» Requirement:
Collect every line from the items below that contains the string "chart".

» Data supplied:
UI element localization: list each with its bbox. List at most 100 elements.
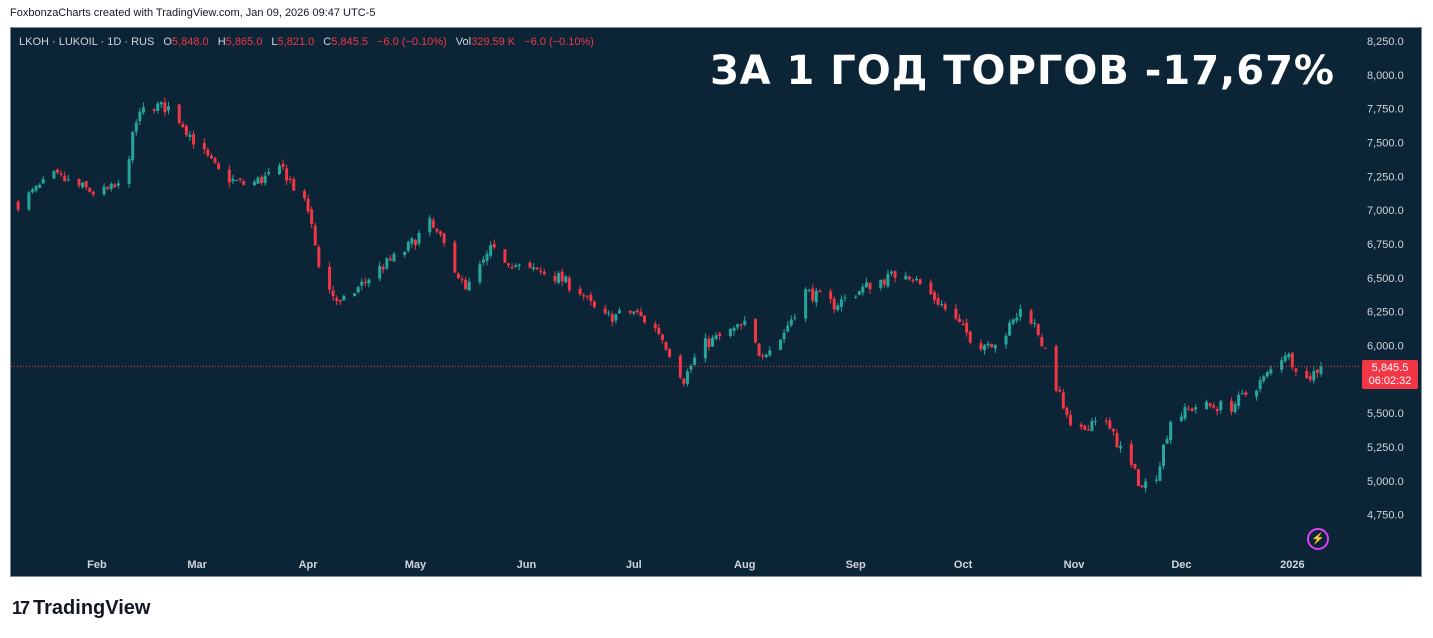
candle-body: [714, 335, 718, 339]
candle-body: [864, 282, 868, 288]
candle-body: [567, 277, 571, 291]
candle-body: [603, 308, 607, 314]
candle-body: [915, 278, 919, 280]
x-tick-label: Nov: [1064, 559, 1086, 571]
candle-body: [238, 178, 242, 180]
candle-body: [632, 311, 636, 314]
candle-body: [635, 310, 639, 313]
candle-body: [338, 299, 342, 302]
candle-body: [1319, 366, 1323, 374]
candle-body: [764, 354, 768, 358]
y-tick-label: 7,750.0: [1367, 104, 1404, 116]
legend-high-value: 5,865.0: [225, 36, 263, 48]
candle-body: [578, 288, 582, 295]
legend-symbol[interactable]: LKOH · LUKOIL · 1D · RUS: [19, 36, 155, 48]
candle-body: [1094, 420, 1098, 422]
bar-countdown: 06:02:32: [1368, 375, 1412, 387]
candle-body: [206, 149, 210, 156]
candle-body: [59, 173, 63, 175]
tradingview-footer[interactable]: 17 TradingView: [12, 597, 150, 620]
candle-body: [88, 188, 92, 192]
legend-volume-label: Vol: [455, 36, 472, 48]
candle-body: [184, 126, 188, 135]
candle-body: [263, 175, 267, 184]
candle-body: [442, 233, 446, 243]
candle-body: [943, 304, 947, 310]
y-tick-label: 6,250.0: [1367, 307, 1404, 319]
candle-body: [1111, 428, 1115, 432]
candle-body: [843, 297, 847, 299]
candle-body: [643, 315, 647, 323]
candlestick-chart[interactable]: 8,250.0 8,000.0 7,750.0 7,500.0 7,250.0 7,000…: [11, 28, 1421, 576]
chart-credit: FoxbonzaCharts created with TradingView.…: [10, 7, 376, 19]
candle-body: [768, 350, 772, 356]
candle-body: [718, 333, 722, 337]
candle-body: [1029, 310, 1033, 324]
candle-body: [757, 343, 761, 356]
x-tick-label: Feb: [87, 559, 107, 571]
legend-volume-change: −6.0 (−0.10%): [524, 36, 594, 48]
candle-body: [514, 265, 518, 268]
candle-body: [417, 232, 421, 244]
candle-body: [431, 220, 435, 228]
candle-body: [1115, 433, 1119, 448]
candle-body: [1269, 369, 1273, 374]
candle-body: [202, 143, 206, 150]
candle-body: [532, 267, 536, 270]
candle-body: [56, 169, 60, 173]
y-tick-label: 6,750.0: [1367, 239, 1404, 251]
candle-body: [1305, 371, 1309, 379]
candle-body: [779, 339, 783, 350]
candle-body: [310, 209, 314, 224]
candle-body: [1315, 369, 1319, 373]
candle-body: [485, 253, 489, 261]
candle-body: [743, 320, 747, 325]
x-tick-label: 2026: [1280, 559, 1304, 571]
symbol-legend: LKOH · LUKOIL · 1D · RUS O5,848.0 H5,865…: [19, 36, 594, 48]
candle-body: [1015, 317, 1019, 321]
candle-body: [1068, 414, 1072, 426]
candle-body: [406, 242, 410, 251]
candle-body: [16, 201, 20, 210]
candle-body: [1090, 420, 1094, 432]
candle-body: [106, 186, 110, 189]
candle-body: [77, 178, 81, 186]
candle-body: [360, 281, 364, 286]
candle-body: [836, 305, 840, 310]
candle-body: [439, 231, 443, 235]
candle-body: [1136, 469, 1140, 487]
x-tick-label: Oct: [954, 559, 973, 571]
candle-body: [782, 332, 786, 340]
candle-body: [839, 299, 843, 307]
candle-body: [38, 184, 42, 188]
candle-body: [1065, 407, 1069, 415]
candle-body: [1033, 322, 1037, 324]
candle-body: [1194, 407, 1198, 410]
candle-body: [503, 249, 507, 263]
candle-body: [653, 323, 657, 329]
candle-body: [288, 178, 292, 180]
candle-body: [138, 111, 142, 122]
chart-frame[interactable]: 8,250.0 8,000.0 7,750.0 7,500.0 7,250.0 7,000…: [10, 27, 1422, 577]
x-tick-label: Dec: [1171, 559, 1191, 571]
candle-body: [1208, 403, 1212, 406]
candle-body: [940, 304, 944, 306]
candle-body: [918, 279, 922, 285]
candle-body: [234, 179, 238, 181]
candle-body: [793, 317, 797, 319]
candle-body: [1212, 405, 1216, 408]
candle-body: [614, 314, 618, 321]
footer-brand: TradingView: [33, 597, 151, 619]
candle-body: [535, 267, 539, 270]
candle-body: [893, 270, 897, 278]
candle-body: [356, 287, 360, 293]
candle-body: [1237, 394, 1241, 406]
candle-body: [1104, 420, 1108, 422]
candle-body: [857, 291, 861, 295]
candle-body: [1290, 352, 1294, 368]
lightning-icon[interactable]: ⚡: [1307, 528, 1329, 550]
last-price-tag: 5,845.5 06:02:32: [1362, 360, 1418, 389]
candle-body: [761, 355, 765, 357]
y-tick-label: 8,250.0: [1367, 36, 1404, 48]
candle-body: [1061, 392, 1065, 409]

» Answer to the problem:
candlestick-chart[interactable]: 8,250.0 8,000.0 7,750.0 7,500.0 7,250.0 7,000…: [11, 28, 1421, 576]
chart-credit: FoxbonzaCharts created with TradingView.…: [10, 7, 376, 19]
chart-frame[interactable]: 8,250.0 8,000.0 7,750.0 7,500.0 7,250.0 7,000…: [10, 27, 1422, 577]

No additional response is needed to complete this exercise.